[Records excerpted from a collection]
++++++

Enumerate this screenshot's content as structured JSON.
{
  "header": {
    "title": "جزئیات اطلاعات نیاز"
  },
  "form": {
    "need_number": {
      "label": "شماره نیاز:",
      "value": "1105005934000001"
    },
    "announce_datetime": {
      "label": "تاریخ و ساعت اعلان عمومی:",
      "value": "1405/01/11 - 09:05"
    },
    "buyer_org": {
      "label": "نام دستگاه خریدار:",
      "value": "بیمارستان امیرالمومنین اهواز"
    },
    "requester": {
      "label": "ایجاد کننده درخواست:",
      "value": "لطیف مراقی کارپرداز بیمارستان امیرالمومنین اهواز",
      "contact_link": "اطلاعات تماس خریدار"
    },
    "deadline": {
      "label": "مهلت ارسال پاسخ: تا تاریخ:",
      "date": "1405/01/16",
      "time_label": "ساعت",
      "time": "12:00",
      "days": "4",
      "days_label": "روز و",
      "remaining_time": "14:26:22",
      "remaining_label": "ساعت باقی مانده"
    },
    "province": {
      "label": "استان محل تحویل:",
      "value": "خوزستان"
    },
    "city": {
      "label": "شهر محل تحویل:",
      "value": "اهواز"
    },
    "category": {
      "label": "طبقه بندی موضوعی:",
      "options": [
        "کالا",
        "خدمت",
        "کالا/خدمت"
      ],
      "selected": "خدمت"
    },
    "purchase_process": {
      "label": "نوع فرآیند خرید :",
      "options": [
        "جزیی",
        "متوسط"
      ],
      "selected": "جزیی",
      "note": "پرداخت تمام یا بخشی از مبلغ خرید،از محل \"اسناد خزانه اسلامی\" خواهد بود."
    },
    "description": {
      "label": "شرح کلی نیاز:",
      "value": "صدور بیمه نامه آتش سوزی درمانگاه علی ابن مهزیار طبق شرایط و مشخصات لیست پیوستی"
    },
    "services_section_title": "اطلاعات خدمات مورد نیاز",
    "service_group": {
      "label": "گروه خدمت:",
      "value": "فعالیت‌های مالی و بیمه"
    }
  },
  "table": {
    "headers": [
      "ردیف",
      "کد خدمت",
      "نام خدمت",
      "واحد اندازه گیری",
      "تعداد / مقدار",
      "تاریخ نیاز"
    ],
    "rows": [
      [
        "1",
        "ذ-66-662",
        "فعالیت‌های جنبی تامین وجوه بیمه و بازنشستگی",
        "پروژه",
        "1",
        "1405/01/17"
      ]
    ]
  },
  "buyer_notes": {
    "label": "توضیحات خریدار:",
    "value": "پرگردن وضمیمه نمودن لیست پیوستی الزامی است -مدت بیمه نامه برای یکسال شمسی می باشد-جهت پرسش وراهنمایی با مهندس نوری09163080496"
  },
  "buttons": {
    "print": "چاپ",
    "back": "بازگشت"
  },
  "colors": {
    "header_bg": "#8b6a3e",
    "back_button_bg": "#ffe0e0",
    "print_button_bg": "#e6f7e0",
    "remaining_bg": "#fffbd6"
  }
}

++++++

## [Required task]
Give the number of lines in the entries that hold the word "پیوستی", and nothing else.

## [Result below]
2